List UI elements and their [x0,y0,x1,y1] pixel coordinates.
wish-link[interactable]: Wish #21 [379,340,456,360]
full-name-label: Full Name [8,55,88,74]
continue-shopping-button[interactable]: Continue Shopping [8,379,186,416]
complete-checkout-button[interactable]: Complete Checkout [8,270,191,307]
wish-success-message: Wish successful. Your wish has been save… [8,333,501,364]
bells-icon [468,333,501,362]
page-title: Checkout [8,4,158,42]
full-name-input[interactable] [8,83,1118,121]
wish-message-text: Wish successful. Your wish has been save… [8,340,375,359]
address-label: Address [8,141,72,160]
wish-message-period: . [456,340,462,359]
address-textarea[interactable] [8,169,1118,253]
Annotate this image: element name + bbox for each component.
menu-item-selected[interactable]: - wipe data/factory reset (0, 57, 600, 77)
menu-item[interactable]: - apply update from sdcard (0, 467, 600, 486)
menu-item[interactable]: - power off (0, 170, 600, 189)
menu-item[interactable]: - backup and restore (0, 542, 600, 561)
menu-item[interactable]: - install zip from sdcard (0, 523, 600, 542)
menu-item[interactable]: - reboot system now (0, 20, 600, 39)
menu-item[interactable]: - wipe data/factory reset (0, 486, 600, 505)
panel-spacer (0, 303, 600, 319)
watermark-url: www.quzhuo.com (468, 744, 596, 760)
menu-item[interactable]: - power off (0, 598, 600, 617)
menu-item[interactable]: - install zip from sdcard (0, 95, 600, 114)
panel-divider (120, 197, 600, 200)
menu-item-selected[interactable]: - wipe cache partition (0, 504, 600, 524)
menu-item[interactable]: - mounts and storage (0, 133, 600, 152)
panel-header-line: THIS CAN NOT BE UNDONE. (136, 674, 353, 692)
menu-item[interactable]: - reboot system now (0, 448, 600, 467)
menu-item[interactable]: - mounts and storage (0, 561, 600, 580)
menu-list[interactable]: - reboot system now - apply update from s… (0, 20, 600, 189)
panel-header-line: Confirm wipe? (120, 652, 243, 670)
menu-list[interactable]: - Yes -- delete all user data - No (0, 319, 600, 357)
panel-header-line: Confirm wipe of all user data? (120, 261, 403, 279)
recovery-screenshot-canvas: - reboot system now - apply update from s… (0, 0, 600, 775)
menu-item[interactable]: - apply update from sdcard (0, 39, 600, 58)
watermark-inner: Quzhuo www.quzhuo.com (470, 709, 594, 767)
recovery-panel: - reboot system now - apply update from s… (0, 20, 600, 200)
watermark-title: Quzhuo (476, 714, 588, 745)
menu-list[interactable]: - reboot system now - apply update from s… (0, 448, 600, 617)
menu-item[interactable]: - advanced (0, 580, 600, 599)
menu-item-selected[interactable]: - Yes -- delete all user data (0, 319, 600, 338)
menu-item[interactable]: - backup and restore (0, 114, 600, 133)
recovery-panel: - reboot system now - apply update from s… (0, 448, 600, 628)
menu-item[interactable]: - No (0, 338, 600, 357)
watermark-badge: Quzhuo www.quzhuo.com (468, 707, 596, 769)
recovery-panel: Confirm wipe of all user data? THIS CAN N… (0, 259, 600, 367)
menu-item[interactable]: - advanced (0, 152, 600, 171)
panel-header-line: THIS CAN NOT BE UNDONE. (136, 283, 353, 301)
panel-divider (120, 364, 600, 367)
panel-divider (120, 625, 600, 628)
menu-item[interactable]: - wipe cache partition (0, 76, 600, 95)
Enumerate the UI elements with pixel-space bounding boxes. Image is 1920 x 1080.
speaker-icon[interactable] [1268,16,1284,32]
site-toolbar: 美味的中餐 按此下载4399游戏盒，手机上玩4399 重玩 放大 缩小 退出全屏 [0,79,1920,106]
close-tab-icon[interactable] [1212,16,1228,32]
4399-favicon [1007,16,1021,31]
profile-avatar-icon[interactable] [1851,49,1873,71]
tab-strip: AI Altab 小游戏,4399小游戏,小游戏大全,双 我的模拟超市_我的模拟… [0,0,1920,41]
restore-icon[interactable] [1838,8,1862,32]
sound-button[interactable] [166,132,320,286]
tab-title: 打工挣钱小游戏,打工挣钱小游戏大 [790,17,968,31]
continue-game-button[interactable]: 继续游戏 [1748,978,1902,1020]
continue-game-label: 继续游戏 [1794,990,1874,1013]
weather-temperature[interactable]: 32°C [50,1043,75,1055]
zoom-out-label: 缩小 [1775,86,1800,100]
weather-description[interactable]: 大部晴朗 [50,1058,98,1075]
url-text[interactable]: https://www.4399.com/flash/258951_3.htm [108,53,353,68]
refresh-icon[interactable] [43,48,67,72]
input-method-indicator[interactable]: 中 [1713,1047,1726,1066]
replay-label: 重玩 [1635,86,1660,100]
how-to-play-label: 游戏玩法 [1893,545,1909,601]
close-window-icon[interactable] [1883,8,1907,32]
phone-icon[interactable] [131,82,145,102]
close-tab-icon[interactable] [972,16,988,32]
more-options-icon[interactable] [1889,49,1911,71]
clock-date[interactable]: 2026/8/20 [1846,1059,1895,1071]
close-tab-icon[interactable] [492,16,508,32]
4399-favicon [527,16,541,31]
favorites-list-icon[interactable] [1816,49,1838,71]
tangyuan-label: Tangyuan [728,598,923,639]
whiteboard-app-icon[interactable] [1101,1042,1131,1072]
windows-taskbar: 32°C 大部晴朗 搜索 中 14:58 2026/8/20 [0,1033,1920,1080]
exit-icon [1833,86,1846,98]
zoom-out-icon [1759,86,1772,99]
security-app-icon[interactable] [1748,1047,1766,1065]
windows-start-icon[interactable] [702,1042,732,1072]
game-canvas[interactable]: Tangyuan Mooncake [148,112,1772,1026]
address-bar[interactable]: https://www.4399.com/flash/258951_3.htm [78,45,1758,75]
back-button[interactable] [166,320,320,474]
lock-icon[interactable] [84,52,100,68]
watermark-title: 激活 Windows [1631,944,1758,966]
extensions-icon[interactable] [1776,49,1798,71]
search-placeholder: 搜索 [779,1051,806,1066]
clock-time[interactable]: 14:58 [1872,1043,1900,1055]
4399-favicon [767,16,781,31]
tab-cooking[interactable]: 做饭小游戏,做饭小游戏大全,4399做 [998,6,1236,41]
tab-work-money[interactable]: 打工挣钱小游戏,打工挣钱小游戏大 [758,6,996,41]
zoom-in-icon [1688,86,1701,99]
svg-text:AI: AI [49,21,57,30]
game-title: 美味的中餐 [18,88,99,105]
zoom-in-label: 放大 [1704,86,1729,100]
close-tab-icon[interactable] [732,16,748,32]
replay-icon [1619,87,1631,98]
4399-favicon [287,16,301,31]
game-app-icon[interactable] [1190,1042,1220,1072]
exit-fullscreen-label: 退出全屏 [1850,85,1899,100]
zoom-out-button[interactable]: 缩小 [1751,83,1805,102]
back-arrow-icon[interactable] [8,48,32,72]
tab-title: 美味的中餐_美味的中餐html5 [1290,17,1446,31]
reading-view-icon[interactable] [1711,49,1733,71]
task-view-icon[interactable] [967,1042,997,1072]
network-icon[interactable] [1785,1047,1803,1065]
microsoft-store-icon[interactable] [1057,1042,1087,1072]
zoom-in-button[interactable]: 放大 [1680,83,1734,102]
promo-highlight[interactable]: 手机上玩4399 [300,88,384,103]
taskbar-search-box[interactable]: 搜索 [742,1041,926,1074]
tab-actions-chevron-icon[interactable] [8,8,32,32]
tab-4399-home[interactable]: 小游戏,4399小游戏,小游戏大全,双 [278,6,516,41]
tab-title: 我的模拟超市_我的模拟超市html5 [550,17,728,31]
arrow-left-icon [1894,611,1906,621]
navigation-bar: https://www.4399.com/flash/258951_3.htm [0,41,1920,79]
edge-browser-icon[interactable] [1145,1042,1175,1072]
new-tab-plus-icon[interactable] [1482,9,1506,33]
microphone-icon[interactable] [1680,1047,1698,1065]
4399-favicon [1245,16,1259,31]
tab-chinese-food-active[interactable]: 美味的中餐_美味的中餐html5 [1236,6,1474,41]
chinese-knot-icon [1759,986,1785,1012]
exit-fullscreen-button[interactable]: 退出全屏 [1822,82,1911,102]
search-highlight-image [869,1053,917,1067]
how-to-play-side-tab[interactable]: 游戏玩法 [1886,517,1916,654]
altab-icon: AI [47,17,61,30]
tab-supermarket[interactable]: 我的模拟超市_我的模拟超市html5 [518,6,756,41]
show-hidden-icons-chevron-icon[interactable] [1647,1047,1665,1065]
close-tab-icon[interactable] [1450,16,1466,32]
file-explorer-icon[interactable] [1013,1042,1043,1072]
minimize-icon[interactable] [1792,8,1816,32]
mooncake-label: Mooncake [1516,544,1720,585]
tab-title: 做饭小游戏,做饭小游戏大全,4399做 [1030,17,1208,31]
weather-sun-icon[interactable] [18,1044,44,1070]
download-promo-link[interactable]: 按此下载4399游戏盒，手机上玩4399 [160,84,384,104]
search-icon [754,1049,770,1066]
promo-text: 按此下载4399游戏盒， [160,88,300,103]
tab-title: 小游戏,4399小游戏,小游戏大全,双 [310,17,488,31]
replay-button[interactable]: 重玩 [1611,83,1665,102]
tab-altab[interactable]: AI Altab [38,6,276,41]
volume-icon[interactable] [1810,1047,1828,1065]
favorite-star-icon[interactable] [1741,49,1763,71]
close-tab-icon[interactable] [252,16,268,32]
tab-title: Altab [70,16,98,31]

################

_TASK_. Copy the records verbatim, everything from the start down to the line containing "Annotate this image: element", including that line.

_IN RESPONSE_.
List UI elements and their [x0,y0,x1,y1] pixel coordinates.
wish-link[interactable]: Wish #21 [379,340,456,360]
full-name-label: Full Name [8,55,88,74]
continue-shopping-button[interactable]: Continue Shopping [8,379,186,416]
complete-checkout-button[interactable]: Complete Checkout [8,270,191,307]
wish-success-message: Wish successful. Your wish has been save… [8,333,501,364]
bells-icon [468,333,501,362]
page-title: Checkout [8,4,158,42]
full-name-input[interactable] [8,83,1118,121]
wish-message-text: Wish successful. Your wish has been save… [8,340,375,359]
address-label: Address [8,141,72,160]
wish-message-period: . [456,340,462,359]
address-textarea[interactable] [8,169,1118,253]
Annotate this image: element name + bbox for each component.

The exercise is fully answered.